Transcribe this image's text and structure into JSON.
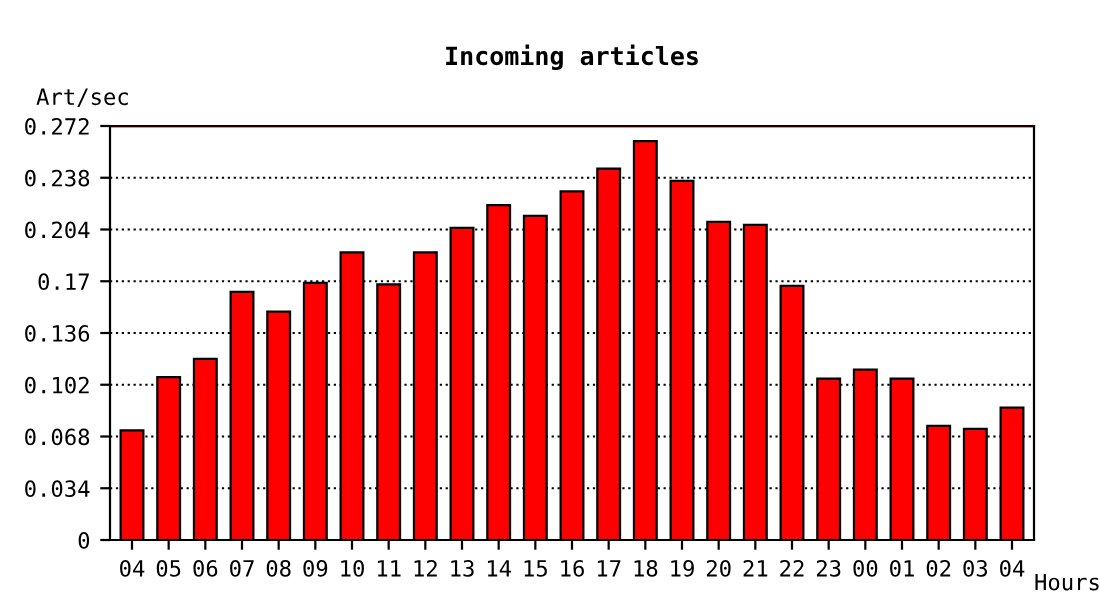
{
  "chart_data": {
    "type": "bar",
    "title": "Incoming articles",
    "ylabel": "Art/sec",
    "xlabel": "Hours",
    "categories": [
      "04",
      "05",
      "06",
      "07",
      "08",
      "09",
      "10",
      "11",
      "12",
      "13",
      "14",
      "15",
      "16",
      "17",
      "18",
      "19",
      "20",
      "21",
      "22",
      "23",
      "00",
      "01",
      "02",
      "03",
      "04"
    ],
    "values": [
      0.072,
      0.107,
      0.119,
      0.163,
      0.15,
      0.169,
      0.189,
      0.168,
      0.189,
      0.205,
      0.22,
      0.213,
      0.229,
      0.244,
      0.262,
      0.236,
      0.209,
      0.207,
      0.167,
      0.106,
      0.112,
      0.106,
      0.075,
      0.073,
      0.087
    ],
    "color": "#ff0000",
    "ylim": [
      0,
      0.272
    ],
    "yticks": [
      0,
      0.034,
      0.068,
      0.102,
      0.136,
      0.17,
      0.204,
      0.238,
      0.272
    ],
    "grid": "y",
    "line_style": "dotted",
    "ref_lines": [
      {
        "axis": "y",
        "value": 0.272,
        "color": "#ff0000",
        "line_style": "solid"
      }
    ]
  }
}
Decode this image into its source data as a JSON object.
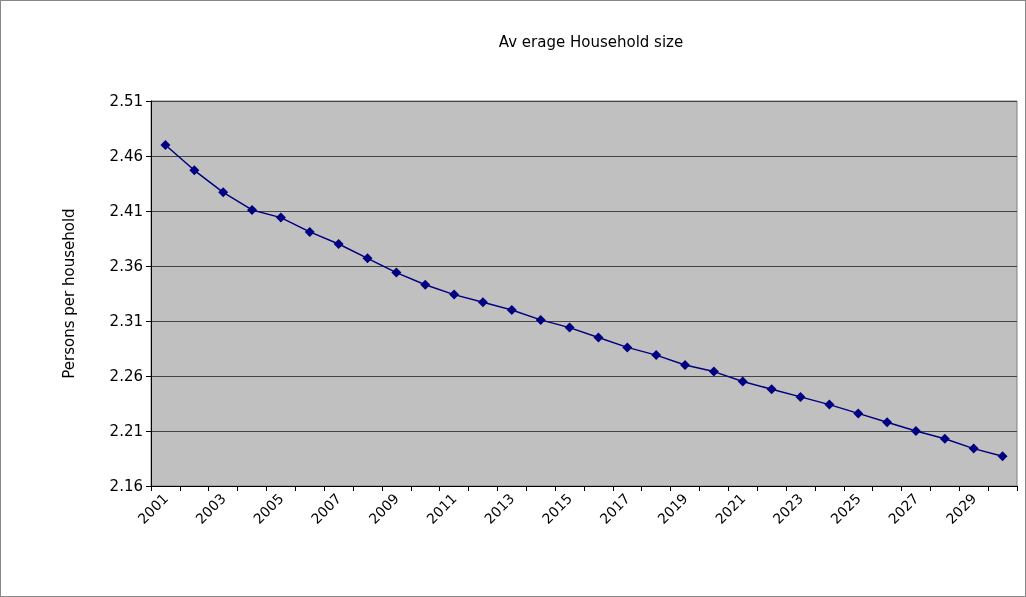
{
  "chart_data": {
    "type": "line",
    "title": "Av erage Household size",
    "ylabel": "Persons per household",
    "categories": [
      "2001",
      null,
      "2003",
      null,
      "2005",
      null,
      "2007",
      null,
      "2009",
      null,
      "2011",
      null,
      "2013",
      null,
      "2015",
      null,
      "2017",
      null,
      "2019",
      null,
      "2021",
      null,
      "2023",
      null,
      "2025",
      null,
      "2027",
      null,
      "2029",
      null
    ],
    "series": [
      {
        "color": "#000080",
        "values": [
          2.47,
          2.447,
          2.427,
          2.411,
          2.404,
          2.391,
          2.38,
          2.367,
          2.354,
          2.343,
          2.334,
          2.327,
          2.32,
          2.311,
          2.304,
          2.295,
          2.286,
          2.279,
          2.27,
          2.264,
          2.255,
          2.248,
          2.241,
          2.234,
          2.226,
          2.218,
          2.21,
          2.203,
          2.194,
          2.187
        ]
      }
    ],
    "ylim": [
      2.16,
      2.51
    ],
    "yticks": [
      2.16,
      2.21,
      2.26,
      2.31,
      2.36,
      2.41,
      2.46,
      2.51
    ],
    "grid": "y",
    "marker": "diamond",
    "line_style": "solid"
  }
}
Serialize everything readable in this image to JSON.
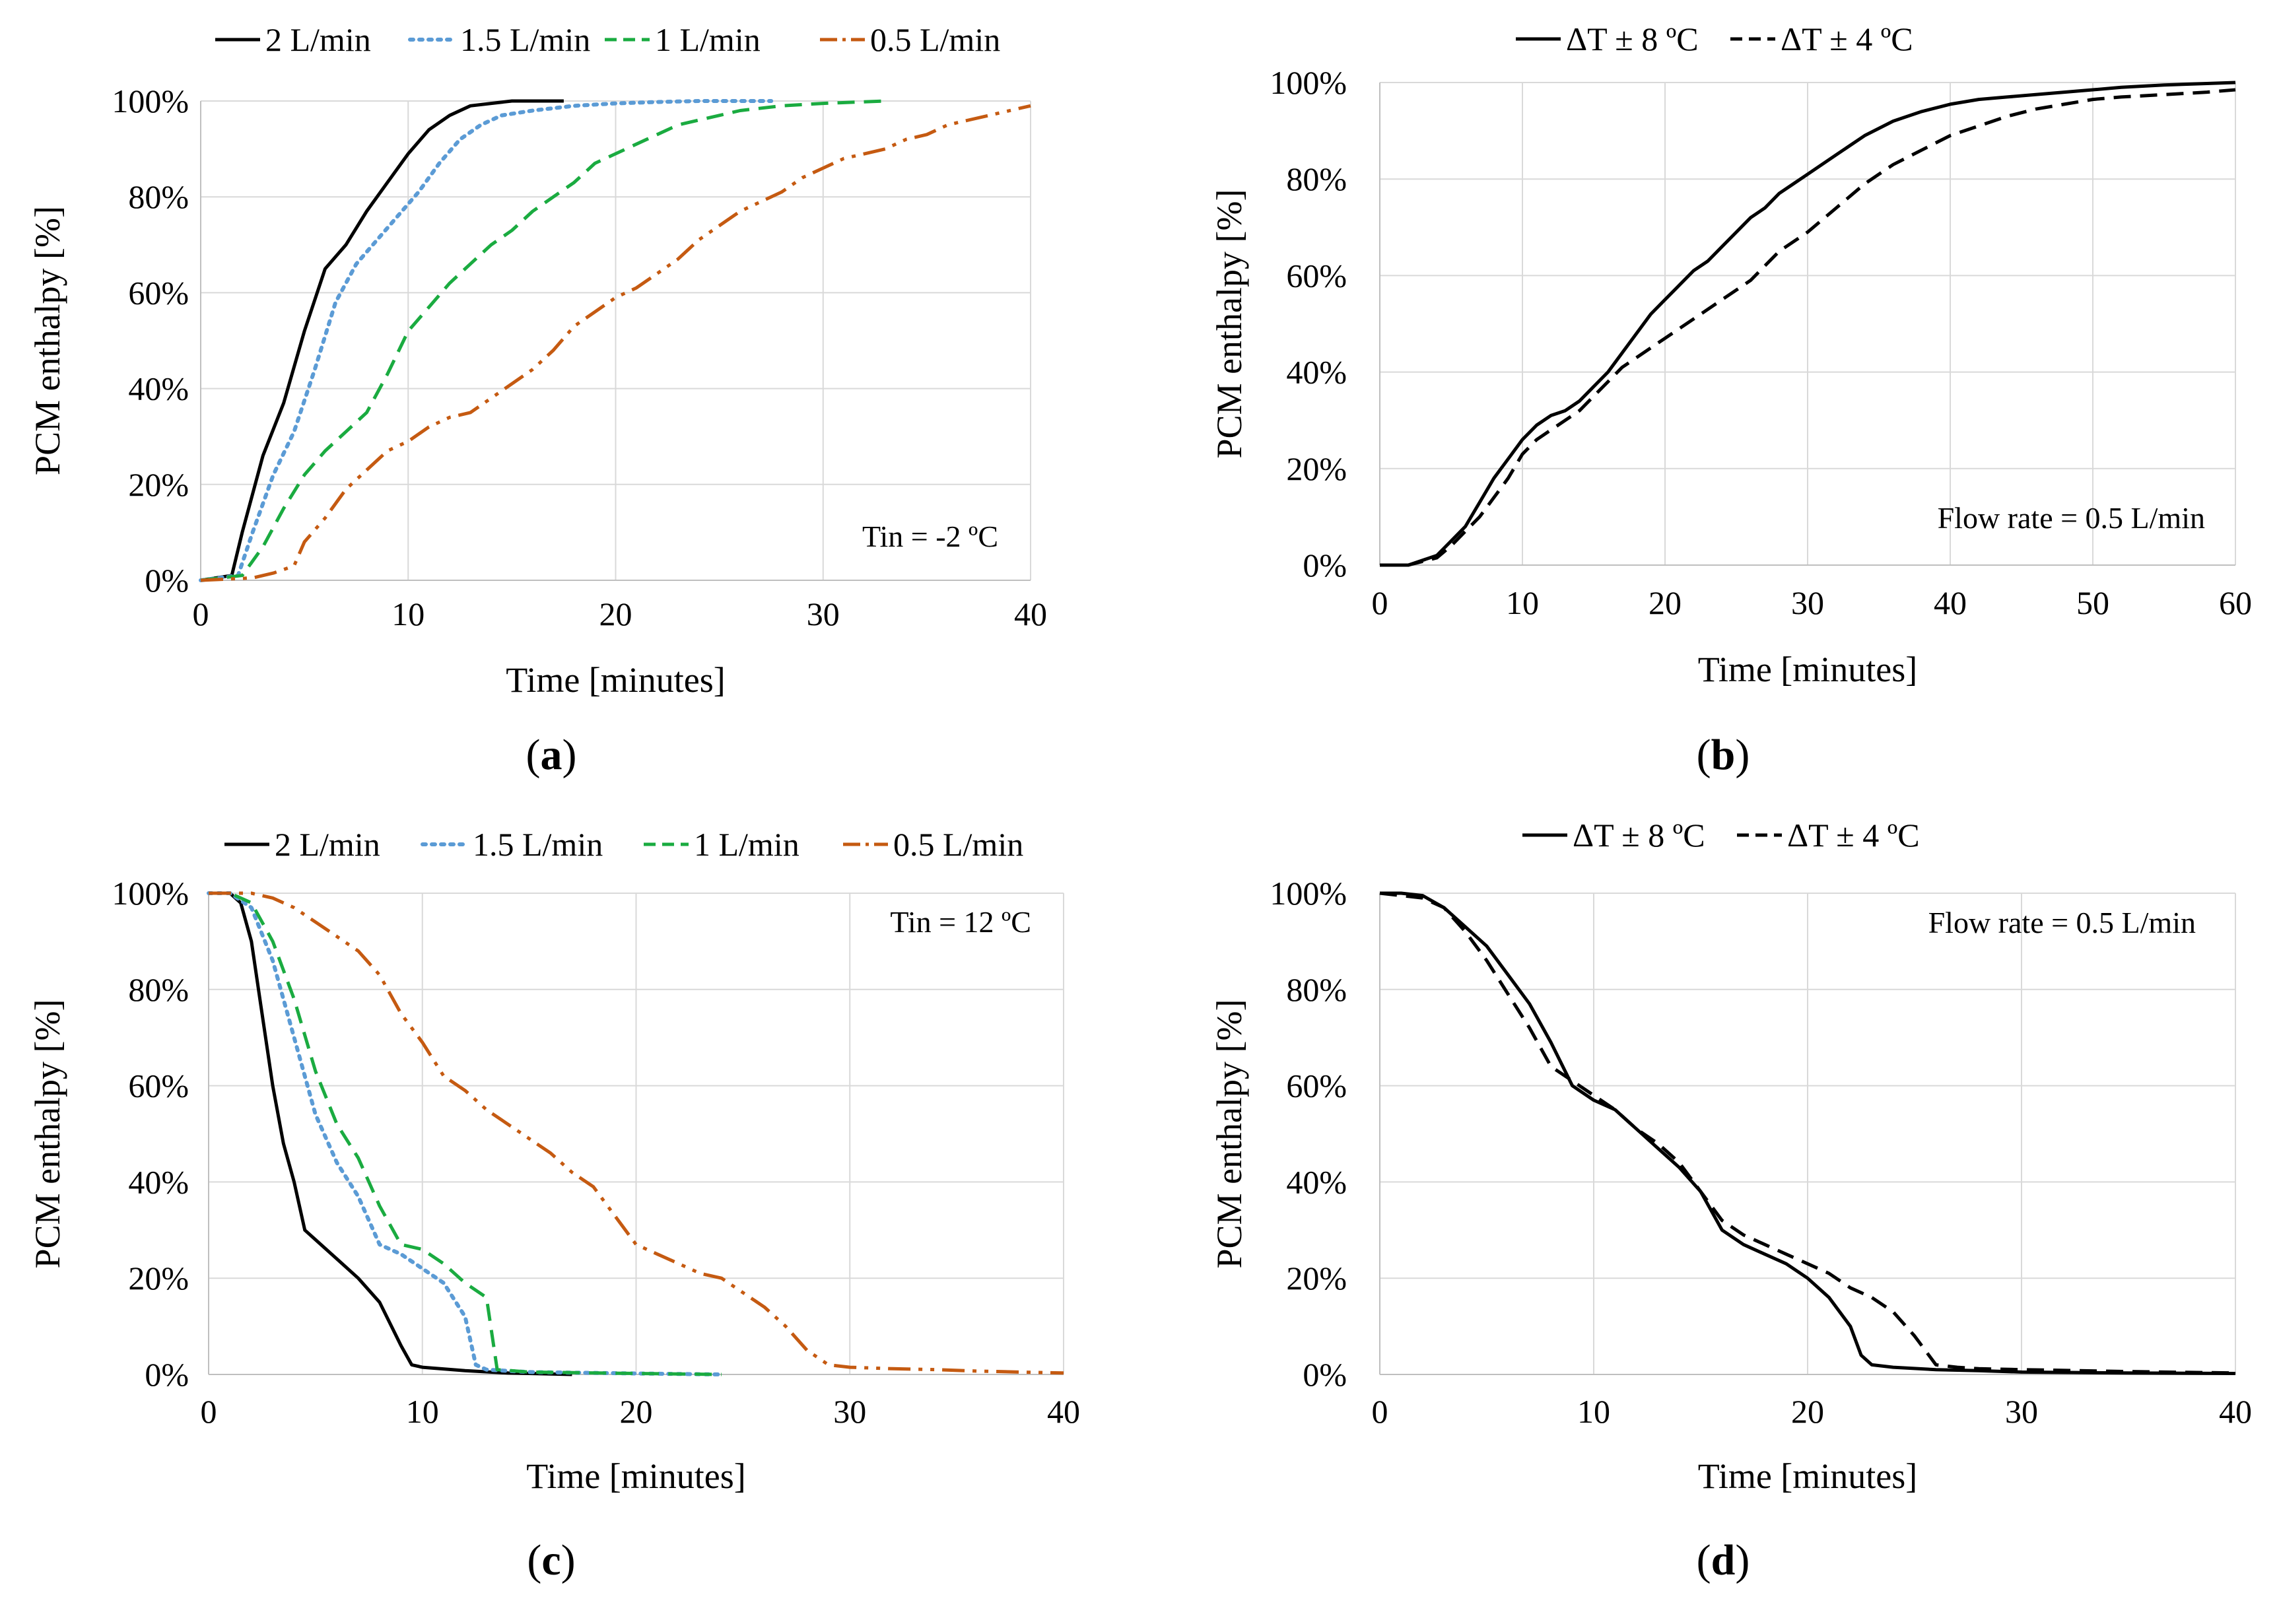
{
  "chart_data": [
    {
      "id": "a",
      "type": "line",
      "panel_label": "a",
      "xlabel": "Time [minutes]",
      "ylabel": "PCM enthalpy  [%]",
      "xlim": [
        0,
        40
      ],
      "ylim": [
        0,
        100
      ],
      "xticks": [
        0,
        10,
        20,
        30,
        40
      ],
      "yticks": [
        0,
        20,
        40,
        60,
        80,
        100
      ],
      "annotation": "Tin = -2 ºC",
      "legend_position": "top",
      "series": [
        {
          "name": "2 L/min",
          "color": "#000000",
          "dash": "solid",
          "x": [
            0,
            1.5,
            2,
            3,
            4,
            5,
            6,
            7,
            8,
            9,
            10,
            11,
            12,
            13,
            14,
            15,
            17.5
          ],
          "y": [
            0,
            1,
            10,
            26,
            37,
            52,
            65,
            70,
            77,
            83,
            89,
            94,
            97,
            99,
            99.5,
            100,
            100
          ]
        },
        {
          "name": "1.5 L/min",
          "color": "#5B9BD5",
          "dash": "dot",
          "x": [
            0,
            1.8,
            2.5,
            3.5,
            4.5,
            5.5,
            6.5,
            7.5,
            8.5,
            9.5,
            10.5,
            11.5,
            12.5,
            13.5,
            14.5,
            16,
            18,
            20,
            22,
            24,
            26,
            27.5
          ],
          "y": [
            0,
            1,
            10,
            22,
            31,
            44,
            58,
            66,
            71,
            76,
            81,
            87,
            92,
            95,
            97,
            98,
            99,
            99.5,
            99.8,
            100,
            100,
            100
          ]
        },
        {
          "name": "1 L/min",
          "color": "#1AAB40",
          "dash": "dash",
          "x": [
            0,
            2,
            3,
            4,
            5,
            6,
            7,
            8,
            9,
            10,
            11,
            12,
            13,
            14,
            15,
            16,
            17,
            18,
            19,
            20,
            21,
            22,
            23,
            24,
            25,
            26,
            28,
            30,
            33
          ],
          "y": [
            0,
            1,
            7,
            15,
            22,
            27,
            31,
            35,
            43,
            52,
            57,
            62,
            66,
            70,
            73,
            77,
            80,
            83,
            87,
            89,
            91,
            93,
            95,
            96,
            97,
            98,
            99,
            99.5,
            100
          ]
        },
        {
          "name": "0.5 L/min",
          "color": "#C55A11",
          "dash": "dashdotdot",
          "x": [
            0,
            2.5,
            3.5,
            4.5,
            5,
            6,
            7,
            8,
            9,
            10,
            11,
            12,
            13,
            14,
            15,
            16,
            17,
            18,
            19,
            20,
            21,
            22,
            23,
            24,
            25,
            26,
            27,
            28,
            29,
            30,
            31,
            32,
            33,
            34,
            35,
            36,
            37,
            38,
            39,
            40
          ],
          "y": [
            0,
            0.5,
            1.5,
            3,
            8,
            13,
            19,
            23,
            27,
            29,
            32,
            34,
            35,
            38,
            41,
            44,
            48,
            53,
            56,
            59,
            61,
            64,
            67,
            71,
            74,
            77,
            79,
            81,
            84,
            86,
            88,
            89,
            90,
            92,
            93,
            95,
            96,
            97,
            98,
            99
          ]
        }
      ]
    },
    {
      "id": "b",
      "type": "line",
      "panel_label": "b",
      "xlabel": "Time [minutes]",
      "ylabel": "PCM enthalpy  [%]",
      "xlim": [
        0,
        60
      ],
      "ylim": [
        0,
        100
      ],
      "xticks": [
        0,
        10,
        20,
        30,
        40,
        50,
        60
      ],
      "yticks": [
        0,
        20,
        40,
        60,
        80,
        100
      ],
      "annotation": "Flow rate = 0.5 L/min",
      "legend_position": "top",
      "series": [
        {
          "name": "ΔT ± 8 ºC",
          "color": "#000000",
          "dash": "solid",
          "x": [
            0,
            2,
            4,
            5,
            6,
            7,
            8,
            9,
            10,
            11,
            12,
            13,
            14,
            15,
            16,
            17,
            18,
            19,
            20,
            21,
            22,
            23,
            24,
            25,
            26,
            27,
            28,
            29,
            30,
            32,
            34,
            36,
            38,
            40,
            42,
            44,
            46,
            48,
            50,
            52,
            55,
            58,
            60
          ],
          "y": [
            0,
            0,
            2,
            5,
            8,
            13,
            18,
            22,
            26,
            29,
            31,
            32,
            34,
            37,
            40,
            44,
            48,
            52,
            55,
            58,
            61,
            63,
            66,
            69,
            72,
            74,
            77,
            79,
            81,
            85,
            89,
            92,
            94,
            95.5,
            96.5,
            97,
            97.5,
            98,
            98.5,
            99,
            99.5,
            99.8,
            100
          ]
        },
        {
          "name": "ΔT ± 4 ºC",
          "color": "#000000",
          "dash": "dash",
          "x": [
            0,
            2,
            4,
            5,
            6,
            7,
            8,
            9,
            10,
            11,
            12,
            13,
            14,
            15,
            16,
            17,
            18,
            19,
            20,
            21,
            22,
            23,
            24,
            25,
            26,
            27,
            28,
            29,
            30,
            32,
            34,
            36,
            38,
            40,
            42,
            44,
            46,
            48,
            50,
            52,
            55,
            58,
            60
          ],
          "y": [
            0,
            0,
            1.5,
            4,
            7,
            10,
            14,
            18,
            23,
            26,
            28,
            30,
            32,
            35,
            38,
            41,
            43,
            45,
            47,
            49,
            51,
            53,
            55,
            57,
            59,
            62,
            65,
            67,
            69,
            74,
            79,
            83,
            86,
            89,
            91,
            93,
            94.5,
            95.5,
            96.5,
            97,
            97.5,
            98,
            98.5
          ]
        }
      ]
    },
    {
      "id": "c",
      "type": "line",
      "panel_label": "c",
      "xlabel": "Time [minutes]",
      "ylabel": "PCM enthalpy  [%]",
      "xlim": [
        0,
        40
      ],
      "ylim": [
        0,
        100
      ],
      "xticks": [
        0,
        10,
        20,
        30,
        40
      ],
      "yticks": [
        0,
        20,
        40,
        60,
        80,
        100
      ],
      "annotation": "Tin = 12 ºC",
      "legend_position": "top",
      "series": [
        {
          "name": "2 L/min",
          "color": "#000000",
          "dash": "solid",
          "x": [
            0,
            1,
            1.5,
            2,
            2.5,
            3,
            3.5,
            4,
            4.5,
            5,
            6,
            7,
            8,
            9,
            9.5,
            10,
            12,
            14,
            16,
            17
          ],
          "y": [
            100,
            100,
            98,
            90,
            75,
            60,
            48,
            40,
            30,
            28,
            24,
            20,
            15,
            6,
            2,
            1.5,
            0.8,
            0.3,
            0.1,
            0
          ]
        },
        {
          "name": "1.5 L/min",
          "color": "#5B9BD5",
          "dash": "dot",
          "x": [
            0,
            1,
            2,
            3,
            4,
            5,
            6,
            7,
            8,
            9,
            10,
            11,
            12,
            12.5,
            13,
            15,
            20,
            24
          ],
          "y": [
            100,
            100,
            97,
            86,
            70,
            54,
            44,
            37,
            27,
            25,
            22,
            19,
            12,
            2,
            1,
            0.5,
            0.2,
            0
          ]
        },
        {
          "name": "1 L/min",
          "color": "#1AAB40",
          "dash": "dash",
          "x": [
            0,
            1,
            2,
            3,
            4,
            5,
            6,
            7,
            8,
            9,
            10,
            11,
            12,
            13,
            13.5,
            15,
            20,
            24
          ],
          "y": [
            100,
            100,
            98,
            90,
            78,
            63,
            52,
            45,
            35,
            27,
            26,
            23,
            19,
            16,
            1,
            0.5,
            0.2,
            0
          ]
        },
        {
          "name": "0.5 L/min",
          "color": "#C55A11",
          "dash": "dashdotdot",
          "x": [
            0,
            2,
            3,
            4,
            5,
            6,
            7,
            8,
            9,
            10,
            11,
            12,
            13,
            14,
            15,
            16,
            17,
            18,
            19,
            20,
            21,
            22,
            23,
            24,
            25,
            26,
            27,
            28,
            29,
            30,
            32,
            34,
            36,
            38,
            40
          ],
          "y": [
            100,
            100,
            99,
            97,
            94,
            91,
            88,
            83,
            75,
            69,
            62,
            59,
            55,
            52,
            49,
            46,
            42,
            39,
            33,
            27,
            25,
            23,
            21,
            20,
            17,
            14,
            10,
            5,
            2,
            1.5,
            1.2,
            1,
            0.7,
            0.5,
            0.3
          ]
        }
      ]
    },
    {
      "id": "d",
      "type": "line",
      "panel_label": "d",
      "xlabel": "Time [minutes]",
      "ylabel": "PCM enthalpy  [%]",
      "xlim": [
        0,
        40
      ],
      "ylim": [
        0,
        100
      ],
      "xticks": [
        0,
        10,
        20,
        30,
        40
      ],
      "yticks": [
        0,
        20,
        40,
        60,
        80,
        100
      ],
      "annotation": "Flow rate = 0.5 L/min",
      "legend_position": "top",
      "series": [
        {
          "name": "ΔT ± 8 ºC",
          "color": "#000000",
          "dash": "solid",
          "x": [
            0,
            1,
            2,
            3,
            4,
            5,
            6,
            7,
            8,
            9,
            10,
            11,
            12,
            13,
            14,
            15,
            16,
            17,
            18,
            19,
            20,
            21,
            22,
            22.5,
            23,
            24,
            26,
            28,
            30,
            35,
            40
          ],
          "y": [
            100,
            100,
            99.5,
            97,
            93,
            89,
            83,
            77,
            69,
            60,
            57,
            55,
            51,
            47,
            43,
            38,
            30,
            27,
            25,
            23,
            20,
            16,
            10,
            4,
            2,
            1.5,
            1,
            0.8,
            0.5,
            0.3,
            0.2
          ]
        },
        {
          "name": "ΔT ± 4 ºC",
          "color": "#000000",
          "dash": "dash",
          "x": [
            0,
            1,
            2,
            3,
            4,
            5,
            6,
            7,
            8,
            9,
            10,
            11,
            12,
            13,
            14,
            15,
            16,
            17,
            18,
            19,
            20,
            21,
            22,
            23,
            24,
            25,
            26,
            27,
            28,
            30,
            35,
            40
          ],
          "y": [
            100,
            99.5,
            99,
            97,
            92,
            86,
            79,
            72,
            64,
            61,
            58,
            55,
            51,
            48,
            44,
            38,
            32,
            29,
            27,
            25,
            23,
            21,
            18,
            16,
            13,
            8,
            2,
            1.5,
            1.2,
            1,
            0.6,
            0.3
          ]
        }
      ]
    }
  ]
}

—————

*What you have to do*
Pull every line containing "title" from the data.

*The solution*
    "title": "Incoming articles",
    "title": "Av erage Household size",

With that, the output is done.